AUFGABENTEILE —
A. Übertragen Sie diesen Satz aus dem ausgewählten Auszug ins Englische: „Man kann die Konventionen aus der Kindheit abwerfen, indem man sich vorstellt, von den Benimmregeln frei zu sein.“
B. Prüfen Sie anhand des ausgewählten Auszugs, ob die folgenden Aussagen zutreffen, und belegen Sie jedes Urteil mit einem wörtlichen Zitat: (i) Zu der Arbeit „Fuckosophy“ wurden Postkarten gedruckt. (ii) George zufolge könnte man das Bild „Date Stone Fuck“ draußen plakatieren. (iii) Die Vögel im Innenhof sind nur frühmorgens zu hören.
C. Führen Sie das Interview mit Gilbert und George über ihre Kunst um einige Redebeiträge weiter. Schließen Sie dabei an Gilberts letzten Satz an.

AUSGEWÄHLTER AUSZUG —
Gilbert: Wir haben eine Arbeit gemacht, die "Fuckosophy", zehntausend Mal fuck. Dazu haben wir Postkarten drucken lassen: "Fuckosophy for All". Das hat die Menschen ganz außerordentlich glücklich gemacht.

George: Man kann die Konventionen aus der Kindheit abwerfen, indem man sich vorstellt, von den Benimmregeln frei zu sein.

Denken Sie, das schockiert heute noch jemanden?

George: Im Gegenteil, es geht um de-shocking. Wenn Sie auf die Straße gehen und fluchen, würde man Sie festnehmen. Aber wir kommen damit durch. Wir wollen verführen und subversiv sein.

Aber wird das nicht langweilig? Man erwartet ja schon, dass Sie schockieren.

George: De-shocking!

Gilbert: De-shocking!

Was bedeutet das denn?

George: Nehmen Sie das Bild "Date Stone Fuck". Das ist sehr schön, aber man könnte das nicht draußen plakatieren. Aber es ist ein Kunstwerk und das Ergebnis von 50 Jahren des Nachdenkens über den Tod,…

Gilbert: …die Hoffnung.

George: Leben.

Gilbert: Angst.

George: Sex.

Gilbert: Geld.

George: Race.

Gilbert: Religion.

George: Deshalb können wir so ein Bild machen. Alle Pflanzen ficken die ganze Zeit. Jetzt gerade verlieren die Bäume ihre Blüten, jedes Jahr pflanzen sie sich fort. Früh morgens hören wir die Vögel im Innenhof, sie schreien nach sexuellen Kontakten. Abends dann das Gleiche.

Gilbert: Sex! Sex! Sex! Es gibt nichts anderes. Essen und Sex.

ANGEZEIGTE ZEILEN —

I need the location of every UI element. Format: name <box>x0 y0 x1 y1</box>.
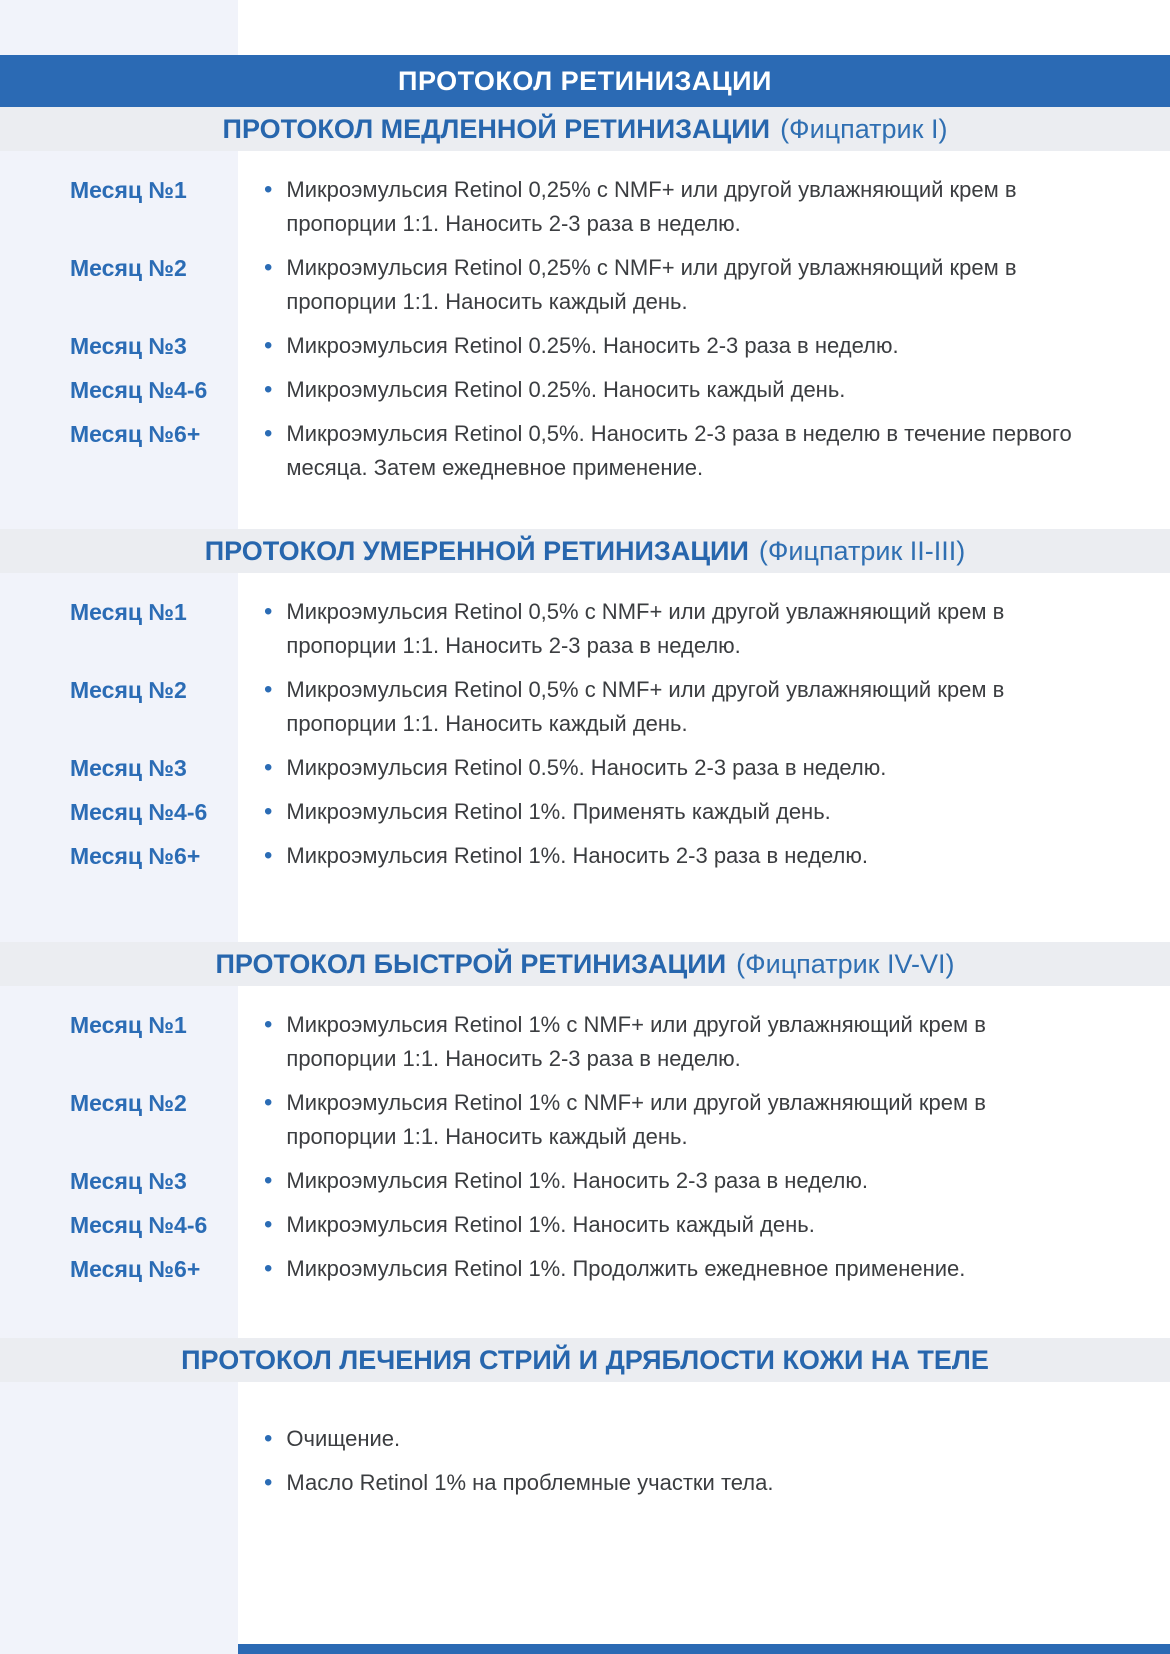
protocol-item-text: Микроэмульсия Retinol 0,5%. Наносить 2-3 раза в неделю в течение первого месяца. Затем ежедневное применение. <box>286 421 1072 480</box>
section-rows <box>0 1382 1170 1544</box>
protocol-row <box>0 595 1170 663</box>
section-heading-body-treatment <box>0 1338 1170 1382</box>
month-label: Месяц №3 <box>70 1168 187 1194</box>
protocol-item-text: Микроэмульсия Retinol 1%. Продолжить ежедневное применение. <box>286 1256 966 1281</box>
bullet-icon: • <box>264 1089 273 1116</box>
protocol-item-text: Микроэмульсия Retinol 0,25% с NMF+ или другой увлажняющий крем в пропорции 1:1. Наносить 2-3 раза в неделю. <box>286 177 1017 236</box>
bullet-icon: • <box>264 1167 273 1194</box>
protocol-row <box>0 1208 1170 1242</box>
protocol-item <box>238 1208 1170 1242</box>
protocol-item-text: Очищение. <box>286 1426 401 1451</box>
month-label: Месяц №2 <box>70 255 187 281</box>
protocol-item-text: Микроэмульсия Retinol 0,25% с NMF+ или другой увлажняющий крем в пропорции 1:1. Наносить каждый день. <box>286 255 1017 314</box>
bullet-icon: • <box>264 420 273 447</box>
section-rows <box>0 986 1170 1330</box>
month-label: Месяц №2 <box>70 677 187 703</box>
protocol-row <box>0 673 1170 741</box>
bullet-icon: • <box>264 798 273 825</box>
section-title: ПРОТОКОЛ ЛЕЧЕНИЯ СТРИЙ И ДРЯБЛОСТИ КОЖИ НА ТЕЛЕ <box>181 1344 989 1375</box>
protocol-row <box>0 173 1170 241</box>
protocol-row <box>0 795 1170 829</box>
section-title-note: (Фицпатрик IV-VI) <box>736 948 955 979</box>
bullet-icon: • <box>264 598 273 625</box>
section-heading-moderate <box>0 529 1170 573</box>
protocol-item <box>238 373 1170 407</box>
protocol-item <box>238 173 1170 241</box>
month-label: Месяц №1 <box>70 1012 187 1038</box>
bullet-icon: • <box>264 1255 273 1282</box>
protocol-row <box>0 417 1170 485</box>
protocol-item-text: Масло Retinol 1% на проблемные участки тела. <box>286 1470 774 1495</box>
protocol-item <box>238 1164 1170 1198</box>
month-label: Месяц №1 <box>70 599 187 625</box>
protocol-item-text: Микроэмульсия Retinol 0,5% с NMF+ или другой увлажняющий крем в пропорции 1:1. Наносить каждый день. <box>286 677 1005 736</box>
bottom-accent-bar <box>238 1644 1170 1654</box>
protocol-row <box>0 1466 1170 1500</box>
section-title-note: (Фицпатрик II-III) <box>758 535 966 566</box>
bullet-icon: • <box>264 676 273 703</box>
bullet-icon: • <box>264 376 273 403</box>
protocol-item <box>238 329 1170 363</box>
protocol-item-text: Микроэмульсия Retinol 1%. Применять каждый день. <box>286 799 831 824</box>
section-title: ПРОТОКОЛ БЫСТРОЙ РЕТИНИЗАЦИИ <box>215 948 727 979</box>
protocol-row <box>0 839 1170 873</box>
protocol-item <box>238 1008 1170 1076</box>
protocol-item-text: Микроэмульсия Retinol 1% с NMF+ или другой увлажняющий крем в пропорции 1:1. Наносить 2-3 раза в неделю. <box>286 1012 986 1071</box>
month-label: Месяц №4-6 <box>70 1212 208 1238</box>
bullet-icon: • <box>264 176 273 203</box>
protocol-row <box>0 1164 1170 1198</box>
section-title: ПРОТОКОЛ МЕДЛЕННОЙ РЕТИНИЗАЦИИ <box>222 113 771 144</box>
protocol-item-text: Микроэмульсия Retinol 0.5%. Наносить 2-3 раза в неделю. <box>286 755 887 780</box>
protocol-item-text: Микроэмульсия Retinol 1% с NMF+ или другой увлажняющий крем в пропорции 1:1. Наносить каждый день. <box>286 1090 986 1149</box>
month-label: Месяц №6+ <box>70 1256 201 1282</box>
protocol-row <box>0 1086 1170 1154</box>
protocol-item <box>238 251 1170 319</box>
month-label: Месяц №6+ <box>70 421 201 447</box>
protocol-item <box>238 417 1170 485</box>
protocol-item <box>238 595 1170 663</box>
protocol-item-text: Микроэмульсия Retinol 1%. Наносить 2-3 раза в неделю. <box>286 1168 868 1193</box>
protocol-item-text: Микроэмульсия Retinol 0,5% с NMF+ или другой увлажняющий крем в пропорции 1:1. Наносить 2-3 раза в неделю. <box>286 599 1005 658</box>
month-label: Месяц №2 <box>70 1090 187 1116</box>
bullet-icon: • <box>264 842 273 869</box>
bullet-icon: • <box>264 1469 273 1496</box>
month-label: Месяц №1 <box>70 177 187 203</box>
section-gap <box>0 917 1170 942</box>
section-title: ПРОТОКОЛ УМЕРЕННОЙ РЕТИНИЗАЦИИ <box>204 535 749 566</box>
protocol-item <box>238 673 1170 741</box>
protocol-row <box>0 1008 1170 1076</box>
protocol-item <box>238 1086 1170 1154</box>
protocol-item <box>238 795 1170 829</box>
bullet-icon: • <box>264 332 273 359</box>
protocol-item-text: Микроэмульсия Retinol 1%. Наносить каждый день. <box>286 1212 815 1237</box>
protocol-item <box>238 839 1170 873</box>
protocol-item-text: Микроэмульсия Retinol 0.25%. Наносить 2-3 раза в неделю. <box>286 333 899 358</box>
protocol-row <box>0 751 1170 785</box>
document-title-bar <box>0 55 1170 107</box>
protocol-item <box>238 1466 1170 1500</box>
month-label: Месяц №3 <box>70 333 187 359</box>
protocol-row <box>0 373 1170 407</box>
month-label: Месяц №4-6 <box>70 799 208 825</box>
protocol-item <box>238 1252 1170 1286</box>
section-heading-fast <box>0 942 1170 986</box>
month-label: Месяц №6+ <box>70 843 201 869</box>
bullet-icon: • <box>264 1425 273 1452</box>
protocol-row <box>0 251 1170 319</box>
section-heading-slow <box>0 107 1170 151</box>
section-title-note: (Фицпатрик I) <box>780 113 948 144</box>
bullet-icon: • <box>264 1211 273 1238</box>
protocol-item-text: Микроэмульсия Retinol 0.25%. Наносить каждый день. <box>286 377 846 402</box>
section-rows <box>0 573 1170 917</box>
bullet-icon: • <box>264 754 273 781</box>
protocol-row <box>0 329 1170 363</box>
top-margin <box>0 0 1170 55</box>
section-rows <box>0 151 1170 529</box>
protocol-row <box>0 1422 1170 1456</box>
bullet-icon: • <box>264 1011 273 1038</box>
bullet-icon: • <box>264 254 273 281</box>
protocol-item <box>238 1422 1170 1456</box>
protocol-item <box>238 751 1170 785</box>
document-title: ПРОТОКОЛ РЕТИНИЗАЦИИ <box>398 65 772 96</box>
section-gap <box>0 1330 1170 1338</box>
month-label: Месяц №3 <box>70 755 187 781</box>
protocol-item-text: Микроэмульсия Retinol 1%. Наносить 2-3 раза в неделю. <box>286 843 868 868</box>
month-label: Месяц №4-6 <box>70 377 208 403</box>
protocol-row <box>0 1252 1170 1286</box>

ENDERGEBNISSE —
A. One can cast off the conventions of childhood by imagining oneself free of the rules of etiquette.

B.
(i) Ja: „Dazu haben wir Postkarten drucken lassen“
(ii) Nein: „aber man könnte das nicht draußen plakatieren“
(iii) Nein: „Abends dann das Gleiche.“

C.
Sie haben aber auch ein Bild namens "Date Rape", das hat einen unangenehmen Beigeschmack.

George: Ein außerordentliches Bild. Es gibt kaum eine Zeitung auf der Welt, wo Sie nichts über Vergewaltigung lesen können. Außerordentlich!

Gilbert: Die Kunstgeschichte von den Alten Römern bis zur Renaissance ist auch voll mit Vergewaltigungsszenen.

George: Lauter illegale Szenen! Kreuzigungen, die sind ebenfalls illegal. Aber es ist in Ordnung, dass es ein Bild davon gibt.

Haben Sie eigentlich selbst einen Garten?

George: Einen kleinen, im Hinterhof.

Gilbert: Dort wächst eine Efeupflanze.

George: Der Efeu ist ein Symbol für alte Liebe.

Ach ja?

George: Wie in dem Lied, "Just like the ivy on the old garden wall, I’ll cling to you". Ein altes Lied.

Ich habe seit Tagen einen anderen Ohrwurm: "Underneath the Arches". Das Lied haben Sie 1969 als Teil Ihrer "Singing Sculpture"; gesungen. Sie haben mal gesagt, es enthält ihre Kernidee: Kunst für alle.

Gilbert: Das war der wichtigste Moment in unserem Leben. Denn 1968, als wir einander gefunden hatten, wurden wir Außenseiter, wie die Stadtstreicher in der Fournier Street. Das war die Idee, das wurde Gegenstand unserer Kunst.

George: Damals waren auf unserer Straße die meisten obdachlos. Es gab drei riesige Unterkünfte, für Versehrte aus den zwei Weltkriegen, und eine weitere große Gruppe war geschädigt durch das repressive Sexualstrafrecht jener Zeit, also vor 1967, als gleichgeschlechtlicher Sex noch unter Strafe stand. Aber nach unserem Abschluss an der Kunsthochschule dachten wir, dass wir sicher und frei durch London streifen können und diesen ganzen Triumph des Westens erleben können. Da fanden wir einen schönen Ramschladen nahe der Euston Station. Und in der Ecke war ein Stapel alter Grammophonplatten. Die oberste hieß "Underneath the Arches", ein Lied, das vom Leben eines Stadtstreichers erzählte. Wir spielten die Platte, und uns wurde klar, dass der Text die Essenz unserer Idee einfängt. Er geht so: "The Ritz I never sigh for / the Carlton they can keep…"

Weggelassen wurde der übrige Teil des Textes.